Start MATERIAL FOR THIS TASK
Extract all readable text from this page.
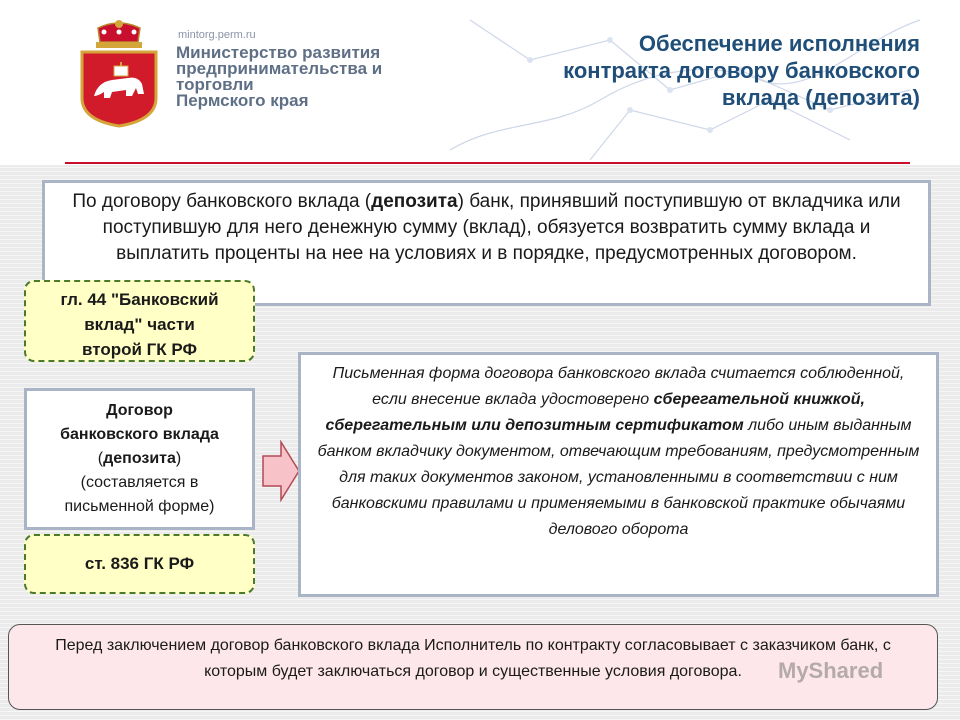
mintorg.perm.ru
Министерство развития
предпринимательства и
торговли
Пермского края
Обеспечение исполнения
контракта договору банковского
вклада (депозита)
По договору банковского вклада (депозита) банк, принявший поступившую от вкладчика или поступившую для него денежную сумму (вклад), обязуется возвратить сумму вклада и выплатить проценты на нее на условиях и в порядке, предусмотренных договором.
гл. 44 "Банковский
вклад" части
второй ГК РФ
Договор
банковского вклада
(депозита)
(составляется в
письменной форме)
ст. 836 ГК РФ
Письменная форма договора банковского вклада считается соблюденной, если внесение вклада удостоверено сберегательной книжкой, сберегательным или депозитным сертификатом либо иным выданным банком вкладчику документом, отвечающим требованиям, предусмотренным для таких документов законом, установленными в соответствии с ним банковскими правилами и применяемыми в банковской практике обычаями делового оборота
Перед заключением договор банковского вклада Исполнитель по контракту согласовывает с заказчиком банк, с которым будет заключаться договор и существенные условия договора.	MyShared
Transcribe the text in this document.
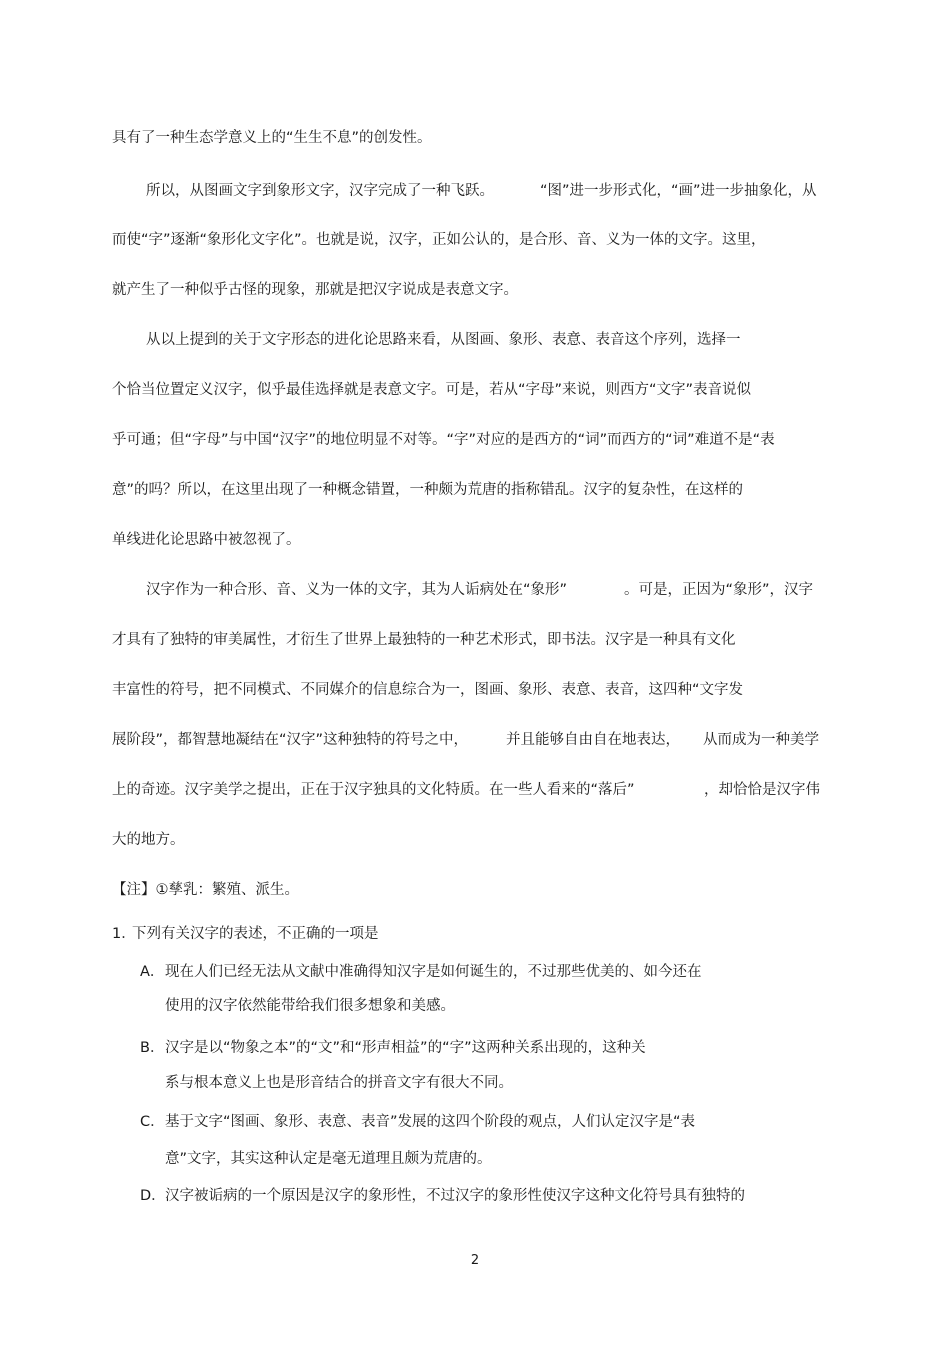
具有了一种生态学意义上的“生生不息”的创发性。
所以，从图画文字到象形文字，汉字完成了一种飞跃。	“图”进一步形式化，“画”进一步抽象化，从
而使“字”逐渐“象形化文字化”。也就是说，汉字，正如公认的，是合形、音、义为一体的文字。这里，
就产生了一种似乎古怪的现象，那就是把汉字说成是表意文字。
从以上提到的关于文字形态的进化论思路来看，从图画、象形、表意、表音这个序列，选择一
个恰当位置定义汉字，似乎最佳选择就是表意文字。可是，若从“字母”来说，则西方“文字”表音说似
乎可通；但“字母”与中国“汉字”的地位明显不对等。“字”对应的是西方的“词”而西方的“词”难道不是“表
意”的吗？所以，在这里出现了一种概念错置，一种颇为荒唐的指称错乱。汉字的复杂性，在这样的
单线进化论思路中被忽视了。
汉字作为一种合形、音、义为一体的文字，其为人诟病处在“象形”	。可是，正因为“象形”，汉字
才具有了独特的审美属性，才衍生了世界上最独特的一种艺术形式，即书法。汉字是一种具有文化
丰富性的符号，把不同模式、不同媒介的信息综合为一，图画、象形、表意、表音，这四种“文字发
展阶段”，都智慧地凝结在“汉字”这种独特的符号之中，	并且能够自由自在地表达， 从而成为一种美学
上的奇迹。汉字美学之提出，正在于汉字独具的文化特质。在一些人看来的“落后”	，却恰恰是汉字伟
大的地方。
【注】①孳乳：繁殖、派生。
1．
下列有关汉字的表述，不正确的一项是
A． 现在人们已经无法从文献中准确得知汉字是如何诞生的，不过那些优美的、如今还在
使用的汉字依然能带给我们很多想象和美感。
B． 汉字是以“物象之本”的“文”和“形声相益”的“字”这两种关系出现的，这种关
系与根本意义上也是形音结合的拼音文字有很大不同。
C． 基于文字“图画、象形、表意、表音”发展的这四个阶段的观点，人们认定汉字是“表
意”文字，其实这种认定是毫无道理且颇为荒唐的。
D． 汉字被诟病的一个原因是汉字的象形性，不过汉字的象形性使汉字这种文化符号具有独特的
2
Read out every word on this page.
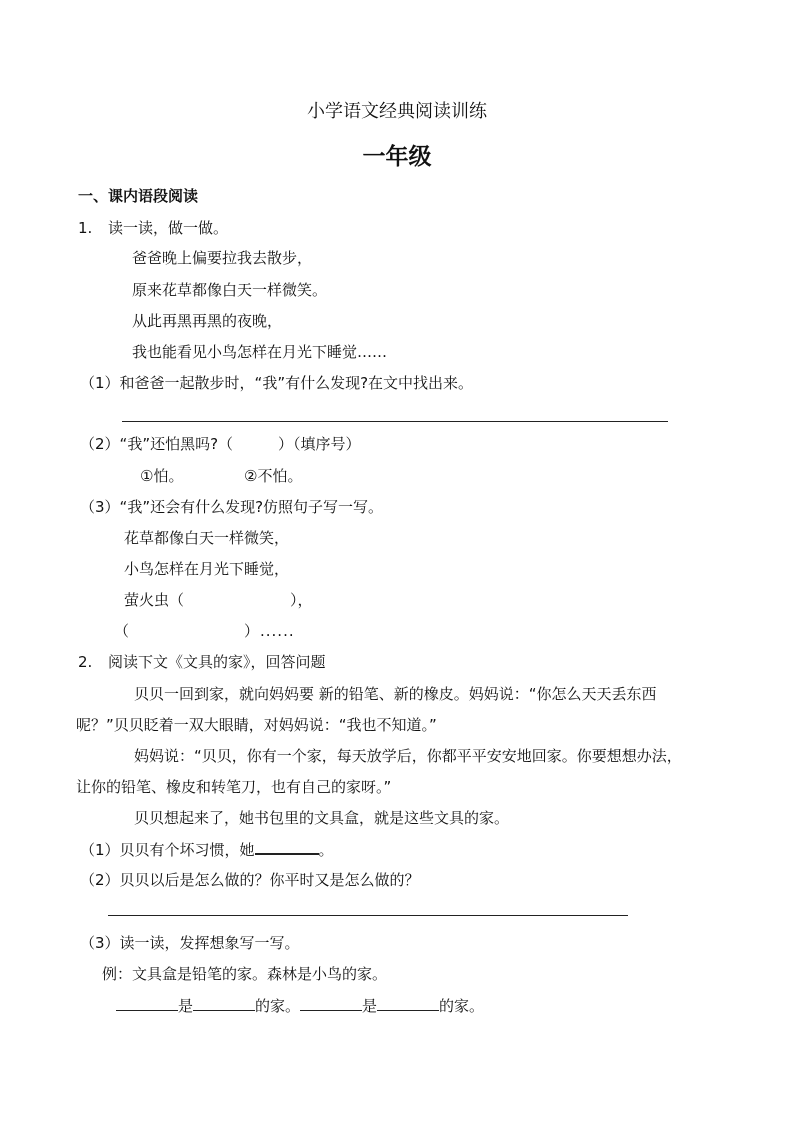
小学语文经典阅读训练
一年级
一、课内语段阅读
1. 读一读，做一做。
爸爸晚上偏要拉我去散步，
原来花草都像白天一样微笑。
从此再黑再黑的夜晚，
我也能看见小鸟怎样在月光下睡觉……
（1）和爸爸一起散步时，“我”有什么发现?在文中找出来。
（2）“我”还怕黑吗?（　　　）（填序号）
①怕。	②不怕。
（3）“我”还会有什么发现?仿照句子写一写。
花草都像白天一样微笑，
小鸟怎样在月光下睡觉，
萤火虫（	），
（	）......
2. 阅读下文《文具的家》，回答问题
贝贝一回到家，就向妈妈要 新的铅笔、新的橡皮。妈妈说：“你怎么天天丢东西
呢？”贝贝眨着一双大眼睛，对妈妈说：“我也不知道。”
妈妈说：“贝贝，你有一个家，每天放学后，你都平平安安地回家。你要想想办法，
让你的铅笔、橡皮和转笔刀，也有自己的家呀。”
贝贝想起来了，她书包里的文具盒，就是这些文具的家。
（1）贝贝有个坏习惯，她	。
（2）贝贝以后是怎么做的？你平时又是怎么做的？
（3）读一读，发挥想象写一写。
例：文具盒是铅笔的家。森林是小鸟的家。
是	的家。	是	的家。
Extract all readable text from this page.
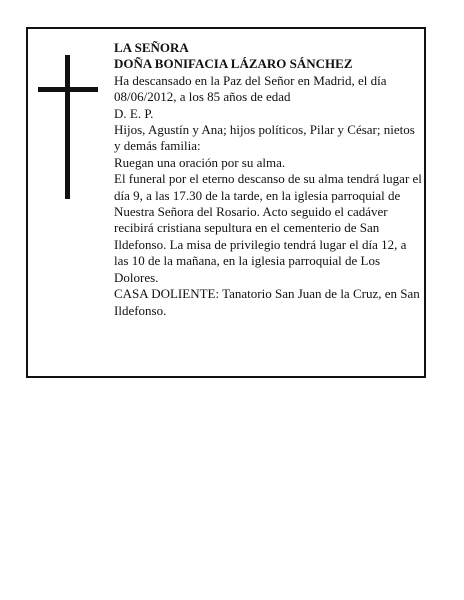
LA SEÑORA

DOÑA BONIFACIA LÁZARO SÁNCHEZ

Ha descansado en la Paz del Señor en Madrid, el día 08/06/2012, a los 85 años de edad

D. E. P.

Hijos, Agustín y Ana; hijos políticos, Pilar y César; nietos y demás familia:

Ruegan una oración por su alma.

El funeral por el eterno descanso de su alma tendrá lugar el día 9, a las 17.30 de la tarde, en la iglesia parroquial de Nuestra Señora del Rosario. Acto seguido el cadáver recibirá cristiana sepultura en el cementerio de San Ildefonso. La misa de privilegio tendrá lugar el día 12, a las 10 de la mañana, en la iglesia parroquial de Los Dolores.

CASA DOLIENTE: Tanatorio San Juan de la Cruz, en San Ildefonso.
End MATERIAL FOR THIS TASK
TASK INSTRUCTIONS — Repeat the data in full and exactly. Omit pictures.

OUTPUT —
Extract all readable text from this page.
mintorg.perm.ru
Министерство развития
предпринимательства и
торговли
Пермского края
Обеспечение исполнения
контракта договору банковского
вклада (депозита)
По договору банковского вклада (депозита) банк, принявший поступившую от вкладчика или поступившую для него денежную сумму (вклад), обязуется возвратить сумму вклада и выплатить проценты на нее на условиях и в порядке, предусмотренных договором.
гл. 44 "Банковский
вклад" части
второй ГК РФ
Договор
банковского вклада
(депозита)
(составляется в
письменной форме)
ст. 836 ГК РФ
Письменная форма договора банковского вклада считается соблюденной, если внесение вклада удостоверено сберегательной книжкой, сберегательным или депозитным сертификатом либо иным выданным банком вкладчику документом, отвечающим требованиям, предусмотренным для таких документов законом, установленными в соответствии с ним банковскими правилами и применяемыми в банковской практике обычаями делового оборота
Перед заключением договор банковского вклада Исполнитель по контракту согласовывает с заказчиком банк, с которым будет заключаться договор и существенные условия договора.	MyShared
Transcribe the text in this document.
具有了一种生态学意义上的“生生不息”的创发性。
所以，从图画文字到象形文字，汉字完成了一种飞跃。	“图”进一步形式化，“画”进一步抽象化，从
而使“字”逐渐“象形化文字化”。也就是说，汉字，正如公认的，是合形、音、义为一体的文字。这里，
就产生了一种似乎古怪的现象，那就是把汉字说成是表意文字。
从以上提到的关于文字形态的进化论思路来看，从图画、象形、表意、表音这个序列，选择一
个恰当位置定义汉字，似乎最佳选择就是表意文字。可是，若从“字母”来说，则西方“文字”表音说似
乎可通；但“字母”与中国“汉字”的地位明显不对等。“字”对应的是西方的“词”而西方的“词”难道不是“表
意”的吗？所以，在这里出现了一种概念错置，一种颇为荒唐的指称错乱。汉字的复杂性，在这样的
单线进化论思路中被忽视了。
汉字作为一种合形、音、义为一体的文字，其为人诟病处在“象形”	。可是，正因为“象形”，汉字
才具有了独特的审美属性，才衍生了世界上最独特的一种艺术形式，即书法。汉字是一种具有文化
丰富性的符号，把不同模式、不同媒介的信息综合为一，图画、象形、表意、表音，这四种“文字发
展阶段”，都智慧地凝结在“汉字”这种独特的符号之中，	并且能够自由自在地表达， 从而成为一种美学
上的奇迹。汉字美学之提出，正在于汉字独具的文化特质。在一些人看来的“落后”	，却恰恰是汉字伟
大的地方。
【注】①孳乳：繁殖、派生。
1．
下列有关汉字的表述，不正确的一项是
A． 现在人们已经无法从文献中准确得知汉字是如何诞生的，不过那些优美的、如今还在
使用的汉字依然能带给我们很多想象和美感。
B． 汉字是以“物象之本”的“文”和“形声相益”的“字”这两种关系出现的，这种关
系与根本意义上也是形音结合的拼音文字有很大不同。
C． 基于文字“图画、象形、表意、表音”发展的这四个阶段的观点，人们认定汉字是“表
意”文字，其实这种认定是毫无道理且颇为荒唐的。
D． 汉字被诟病的一个原因是汉字的象形性，不过汉字的象形性使汉字这种文化符号具有独特的
2
Read out every word on this page.
小学语文经典阅读训练
一年级
一、课内语段阅读
1. 读一读，做一做。
爸爸晚上偏要拉我去散步，
原来花草都像白天一样微笑。
从此再黑再黑的夜晚，
我也能看见小鸟怎样在月光下睡觉……
（1）和爸爸一起散步时，“我”有什么发现?在文中找出来。
（2）“我”还怕黑吗?（　　　）（填序号）
①怕。	②不怕。
（3）“我”还会有什么发现?仿照句子写一写。
花草都像白天一样微笑，
小鸟怎样在月光下睡觉，
萤火虫（	），
（	）......
2. 阅读下文《文具的家》，回答问题
贝贝一回到家，就向妈妈要 新的铅笔、新的橡皮。妈妈说：“你怎么天天丢东西
呢？”贝贝眨着一双大眼睛，对妈妈说：“我也不知道。”
妈妈说：“贝贝，你有一个家，每天放学后，你都平平安安地回家。你要想想办法，
让你的铅笔、橡皮和转笔刀，也有自己的家呀。”
贝贝想起来了，她书包里的文具盒，就是这些文具的家。
（1）贝贝有个坏习惯，她	。
（2）贝贝以后是怎么做的？你平时又是怎么做的？
（3）读一读，发挥想象写一写。
例：文具盒是铅笔的家。森林是小鸟的家。
是	的家。	是	的家。
Extract all readable text from this page.
LA SEÑORA

DOÑA BONIFACIA LÁZARO SÁNCHEZ

Ha descansado en la Paz del Señor en Madrid, el día 08/06/2012, a los 85 años de edad

D. E. P.

Hijos, Agustín y Ana; hijos políticos, Pilar y César; nietos y demás familia:

Ruegan una oración por su alma.

El funeral por el eterno descanso de su alma tendrá lugar el día 9, a las 17.30 de la tarde, en la iglesia parroquial de Nuestra Señora del Rosario. Acto seguido el cadáver recibirá cristiana sepultura en el cementerio de San Ildefonso. La misa de privilegio tendrá lugar el día 12, a las 10 de la mañana, en la iglesia parroquial de Los Dolores.

CASA DOLIENTE: Tanatorio San Juan de la Cruz, en San Ildefonso.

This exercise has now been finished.